[Saved data entries]
——
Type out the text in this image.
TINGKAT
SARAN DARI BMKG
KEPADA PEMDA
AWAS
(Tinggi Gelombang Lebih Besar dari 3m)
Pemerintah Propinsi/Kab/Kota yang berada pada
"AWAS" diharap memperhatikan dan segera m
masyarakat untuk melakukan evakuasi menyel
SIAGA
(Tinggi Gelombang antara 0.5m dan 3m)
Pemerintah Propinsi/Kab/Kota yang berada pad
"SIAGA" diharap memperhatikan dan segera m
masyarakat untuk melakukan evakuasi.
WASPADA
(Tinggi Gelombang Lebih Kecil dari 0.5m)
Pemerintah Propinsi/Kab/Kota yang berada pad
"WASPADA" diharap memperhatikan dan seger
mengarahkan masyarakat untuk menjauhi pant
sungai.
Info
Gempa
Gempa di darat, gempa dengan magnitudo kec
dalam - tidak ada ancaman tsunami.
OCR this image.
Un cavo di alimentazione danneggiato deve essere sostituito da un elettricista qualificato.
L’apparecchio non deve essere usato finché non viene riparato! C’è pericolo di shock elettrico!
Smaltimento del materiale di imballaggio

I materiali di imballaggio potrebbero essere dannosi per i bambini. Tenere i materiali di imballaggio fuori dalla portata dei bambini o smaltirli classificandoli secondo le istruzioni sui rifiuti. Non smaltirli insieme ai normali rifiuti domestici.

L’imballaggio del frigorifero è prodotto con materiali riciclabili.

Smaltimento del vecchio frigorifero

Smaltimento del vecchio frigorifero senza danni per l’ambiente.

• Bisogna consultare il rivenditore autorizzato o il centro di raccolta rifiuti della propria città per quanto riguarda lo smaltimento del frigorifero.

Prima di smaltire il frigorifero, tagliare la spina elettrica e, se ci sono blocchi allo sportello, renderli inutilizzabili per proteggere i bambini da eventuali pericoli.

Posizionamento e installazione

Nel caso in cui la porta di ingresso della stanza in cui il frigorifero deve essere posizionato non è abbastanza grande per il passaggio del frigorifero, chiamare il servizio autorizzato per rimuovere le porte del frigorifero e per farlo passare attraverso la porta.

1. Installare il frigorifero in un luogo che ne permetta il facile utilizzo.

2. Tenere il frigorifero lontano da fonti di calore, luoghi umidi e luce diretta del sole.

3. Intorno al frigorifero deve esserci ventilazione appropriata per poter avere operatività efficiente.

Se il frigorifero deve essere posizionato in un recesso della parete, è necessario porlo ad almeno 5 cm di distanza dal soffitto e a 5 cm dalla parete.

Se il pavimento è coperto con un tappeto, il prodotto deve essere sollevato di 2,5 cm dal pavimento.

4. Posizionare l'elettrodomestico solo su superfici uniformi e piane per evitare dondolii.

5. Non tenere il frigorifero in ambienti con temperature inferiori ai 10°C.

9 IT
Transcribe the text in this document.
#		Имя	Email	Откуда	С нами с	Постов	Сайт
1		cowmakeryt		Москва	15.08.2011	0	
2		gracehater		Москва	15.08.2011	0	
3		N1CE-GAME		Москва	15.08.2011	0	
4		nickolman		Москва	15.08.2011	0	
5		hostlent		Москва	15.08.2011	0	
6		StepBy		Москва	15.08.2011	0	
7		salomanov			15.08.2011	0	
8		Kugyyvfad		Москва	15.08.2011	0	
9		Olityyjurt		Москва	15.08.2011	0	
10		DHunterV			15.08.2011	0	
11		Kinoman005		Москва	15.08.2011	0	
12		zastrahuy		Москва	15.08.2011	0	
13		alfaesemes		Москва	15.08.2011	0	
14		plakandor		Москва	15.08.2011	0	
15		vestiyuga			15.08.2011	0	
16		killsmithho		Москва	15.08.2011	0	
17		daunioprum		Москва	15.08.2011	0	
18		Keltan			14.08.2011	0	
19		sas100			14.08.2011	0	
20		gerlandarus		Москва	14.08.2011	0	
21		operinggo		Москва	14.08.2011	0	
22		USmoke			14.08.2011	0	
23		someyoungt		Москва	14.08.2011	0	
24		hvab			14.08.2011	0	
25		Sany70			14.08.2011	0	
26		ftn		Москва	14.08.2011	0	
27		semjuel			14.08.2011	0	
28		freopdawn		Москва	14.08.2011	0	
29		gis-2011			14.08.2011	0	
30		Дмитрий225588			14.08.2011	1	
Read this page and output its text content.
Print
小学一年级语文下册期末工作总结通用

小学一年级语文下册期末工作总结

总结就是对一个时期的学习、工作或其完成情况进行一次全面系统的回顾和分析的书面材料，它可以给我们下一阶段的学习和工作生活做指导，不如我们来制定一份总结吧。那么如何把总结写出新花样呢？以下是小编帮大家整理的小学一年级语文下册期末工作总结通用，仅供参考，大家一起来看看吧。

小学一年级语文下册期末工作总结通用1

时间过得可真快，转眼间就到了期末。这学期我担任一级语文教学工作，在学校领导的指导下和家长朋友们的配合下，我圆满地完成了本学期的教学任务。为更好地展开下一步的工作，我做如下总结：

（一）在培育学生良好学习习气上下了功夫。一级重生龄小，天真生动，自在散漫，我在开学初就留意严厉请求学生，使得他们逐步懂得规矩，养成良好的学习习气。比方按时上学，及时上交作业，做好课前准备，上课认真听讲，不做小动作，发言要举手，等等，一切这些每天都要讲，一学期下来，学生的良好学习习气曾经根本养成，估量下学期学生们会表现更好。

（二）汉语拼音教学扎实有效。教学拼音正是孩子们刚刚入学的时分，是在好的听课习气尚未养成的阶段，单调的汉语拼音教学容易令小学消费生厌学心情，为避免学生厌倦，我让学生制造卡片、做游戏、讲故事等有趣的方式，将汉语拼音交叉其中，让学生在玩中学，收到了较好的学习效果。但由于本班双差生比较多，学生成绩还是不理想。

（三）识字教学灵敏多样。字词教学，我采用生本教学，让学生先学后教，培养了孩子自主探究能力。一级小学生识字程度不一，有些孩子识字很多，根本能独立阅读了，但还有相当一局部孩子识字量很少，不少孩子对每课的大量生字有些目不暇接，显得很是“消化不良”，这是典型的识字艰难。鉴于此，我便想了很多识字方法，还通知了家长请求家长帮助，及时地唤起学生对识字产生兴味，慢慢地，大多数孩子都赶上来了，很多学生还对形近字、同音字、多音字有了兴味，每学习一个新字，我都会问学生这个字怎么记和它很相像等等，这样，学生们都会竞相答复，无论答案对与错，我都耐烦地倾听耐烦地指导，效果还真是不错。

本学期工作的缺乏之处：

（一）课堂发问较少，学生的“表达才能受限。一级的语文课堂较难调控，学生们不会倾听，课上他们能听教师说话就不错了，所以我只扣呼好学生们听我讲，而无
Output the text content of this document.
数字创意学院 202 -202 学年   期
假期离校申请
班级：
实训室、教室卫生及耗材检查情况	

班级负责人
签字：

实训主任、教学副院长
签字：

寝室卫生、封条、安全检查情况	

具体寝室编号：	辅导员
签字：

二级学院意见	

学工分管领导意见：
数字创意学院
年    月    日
——
§ **Your instructions**: Check each line of the data above for the word "evakuasi", then state how many lines have it. Give the number alone.

§ **Reply to the task**: 2